Nom de la série : Jour J
Tome : Edition spéciale
Titre du Tome: Los Alamos
Scénario : Fred DUVAL
Dessin : Denys
Couleur : Scarlett
Scénario : Jean-Pierre PECAU
Maison d'édtion : Delcourt
1945, la guerre se poursuit dans le Pacifique. Pour arrêter le bain de sang, l’état major US compte sur l’équipe du docteur Oppenheimer qui tente de créer la première bombe atomique. Rongé par les doutes, Oppi s’enfuit. Sa route croise celle de Jack Kerouac, pape de la Beat Generation. Mais jusqu’où vont-ils pouvoir fuir… A l’image de 11 septembre, ce Los Alamos regroupe deux excellents Jour J pour le 80e anniversaire des bombes d’Hiroshima et de Nagasaki.

====

(OBJECTIF 1): Pouvez-vous extraire de la fiche de l'album le passage qui va de « Nom de la série » jusqu'à « et de Nagasaki. » inclus ?
(OBJECTIF 2):
Répondez à ces questions d'après la fiche de l'album :
(a) Qui est chargé de la couleur ?
(b) En quelle année se déroule l'histoire ?
(c) Qui Oppi croise-t-il sur sa route ?
(OBJECTIF 3): Comment traduire en anglais cette phrase de la fiche de l'album : « Pour arrêter le bain de sang, l’état major US compte sur l’équipe du docteur Oppenheimer qui tente de créer la première bombe atomique. » ?

(DONNÉES):
====

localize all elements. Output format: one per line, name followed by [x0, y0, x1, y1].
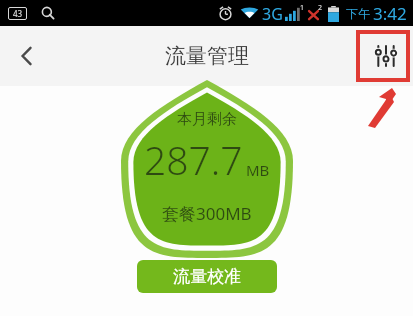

====

(RÉPONSE COMPLÈTE 1):
Nom de la série : Jour J
Tome : Edition spéciale
Titre du Tome: Los Alamos
Scénario : Fred DUVAL
Dessin : Denys
Couleur : Scarlett
Scénario : Jean-Pierre PECAU
Maison d'édtion : Delcourt
1945, la guerre se poursuit dans le Pacifique. Pour arrêter le bain de sang, l’état major US compte sur l’équipe du docteur Oppenheimer qui tente de créer la première bombe atomique. Rongé par les doutes, Oppi s’enfuit. Sa route croise celle de Jack Kerouac, pape de la Beat Generation. Mais jusqu’où vont-ils pouvoir fuir… A l’image de 11 septembre, ce Los Alamos regroupe deux excellents Jour J pour le 80e anniversaire des bombes d’Hiroshima et de Nagasaki.

(RÉPONSE COMPLÈTE 2):
(a) Scarlett
(b) En 1945
(c) Jack Kerouac

(RÉPONSE COMPLÈTE 3): To stop the bloodshed, the US general staff is counting on Dr. Oppenheimer's team, which is trying to create the first atomic bomb.